_Dataset extract_
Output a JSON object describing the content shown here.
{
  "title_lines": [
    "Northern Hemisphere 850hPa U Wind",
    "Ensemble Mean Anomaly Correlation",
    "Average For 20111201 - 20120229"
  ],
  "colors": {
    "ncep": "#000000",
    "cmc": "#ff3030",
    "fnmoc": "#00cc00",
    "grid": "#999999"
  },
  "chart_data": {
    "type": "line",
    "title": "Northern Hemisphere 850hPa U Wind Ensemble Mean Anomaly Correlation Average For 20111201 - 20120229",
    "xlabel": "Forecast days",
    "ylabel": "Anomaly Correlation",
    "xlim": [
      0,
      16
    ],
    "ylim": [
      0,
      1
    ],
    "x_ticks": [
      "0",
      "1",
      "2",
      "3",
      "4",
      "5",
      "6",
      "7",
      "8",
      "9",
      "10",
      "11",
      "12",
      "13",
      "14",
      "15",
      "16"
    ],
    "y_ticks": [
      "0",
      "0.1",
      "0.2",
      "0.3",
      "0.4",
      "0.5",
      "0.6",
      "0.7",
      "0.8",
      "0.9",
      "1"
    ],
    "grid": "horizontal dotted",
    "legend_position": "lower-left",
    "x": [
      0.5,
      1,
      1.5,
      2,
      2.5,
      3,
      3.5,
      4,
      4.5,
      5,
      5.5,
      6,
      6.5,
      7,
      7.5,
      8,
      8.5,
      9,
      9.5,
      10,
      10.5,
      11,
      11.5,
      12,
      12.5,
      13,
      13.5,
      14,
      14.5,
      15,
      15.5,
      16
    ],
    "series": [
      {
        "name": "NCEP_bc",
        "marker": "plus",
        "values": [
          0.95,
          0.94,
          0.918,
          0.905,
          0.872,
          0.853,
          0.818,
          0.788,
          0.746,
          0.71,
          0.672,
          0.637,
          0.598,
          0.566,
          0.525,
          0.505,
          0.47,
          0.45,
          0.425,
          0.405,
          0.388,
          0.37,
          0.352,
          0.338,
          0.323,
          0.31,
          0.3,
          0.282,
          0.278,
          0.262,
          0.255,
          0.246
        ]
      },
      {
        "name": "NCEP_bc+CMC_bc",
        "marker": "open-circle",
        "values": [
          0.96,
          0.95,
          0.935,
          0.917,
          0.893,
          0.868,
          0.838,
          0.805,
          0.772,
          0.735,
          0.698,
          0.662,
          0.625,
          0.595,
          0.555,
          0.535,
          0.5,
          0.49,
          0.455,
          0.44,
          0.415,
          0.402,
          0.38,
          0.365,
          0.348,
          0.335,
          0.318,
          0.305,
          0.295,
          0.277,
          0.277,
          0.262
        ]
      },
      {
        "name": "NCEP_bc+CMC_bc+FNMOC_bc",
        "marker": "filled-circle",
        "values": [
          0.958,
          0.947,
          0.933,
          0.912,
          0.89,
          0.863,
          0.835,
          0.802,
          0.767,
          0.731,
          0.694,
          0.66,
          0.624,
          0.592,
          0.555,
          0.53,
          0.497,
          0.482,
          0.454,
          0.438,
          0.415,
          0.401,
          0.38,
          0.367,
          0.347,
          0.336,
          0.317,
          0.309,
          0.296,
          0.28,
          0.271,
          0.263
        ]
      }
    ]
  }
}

_The exercise_
Say how many lines contain "Wind", and give nothing but that number.

_Expected answer_
2